======== Data to use

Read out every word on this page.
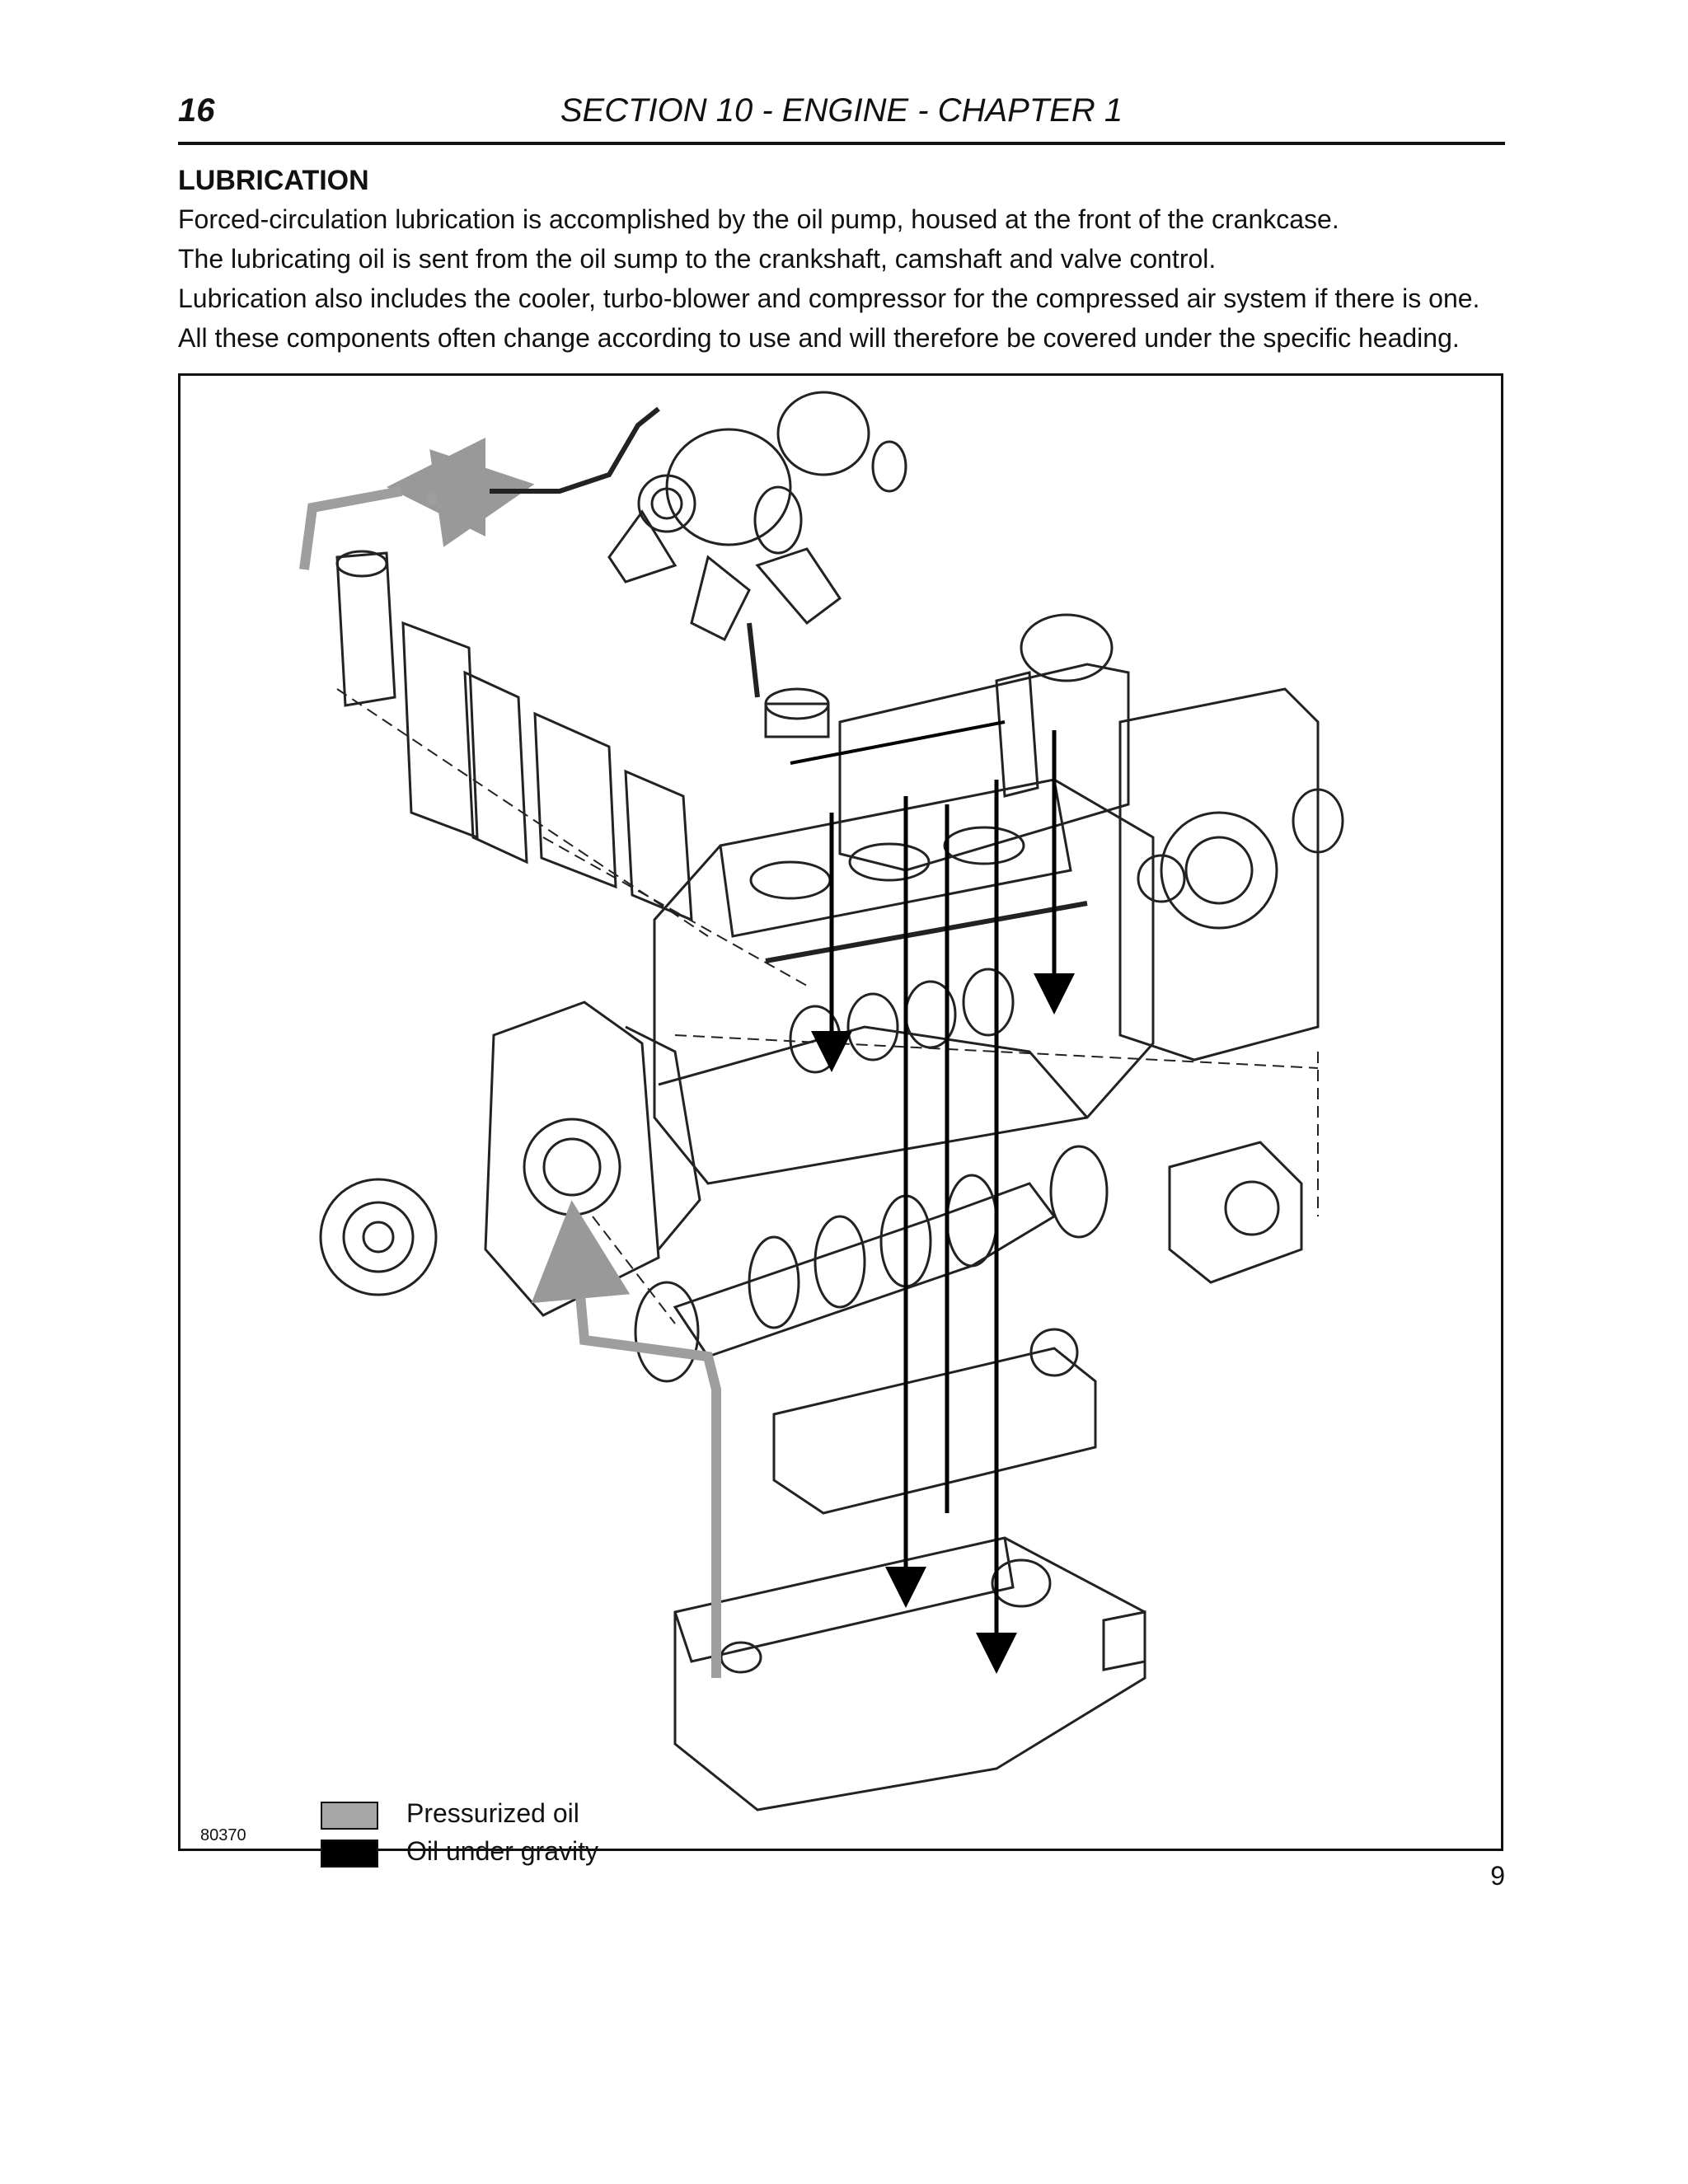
16	SECTION 10 - ENGINE - CHAPTER 1
LUBRICATION
Forced-circulation lubrication is accomplished by the oil pump, housed at the front of the crankcase.
The lubricating oil is sent from the oil sump to the crankshaft, camshaft and valve control.
Lubrication also includes the cooler, turbo-blower and compressor for the compressed air system if there is one.
All these components often change according to use and will therefore be covered under the specific heading.
Pressurized oil
Oil under gravity
80370
9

================

Each entry above is to be written out again unchanged, apart from the pictures, which are left out.

### [Exercise answer]
Read out every word on this page.
16	SECTION 10 - ENGINE - CHAPTER 1
LUBRICATION
Forced-circulation lubrication is accomplished by the oil pump, housed at the front of the crankcase.
The lubricating oil is sent from the oil sump to the crankshaft, camshaft and valve control.
Lubrication also includes the cooler, turbo-blower and compressor for the compressed air system if there is one.
All these components often change according to use and will therefore be covered under the specific heading.
Pressurized oil
Oil under gravity
80370
9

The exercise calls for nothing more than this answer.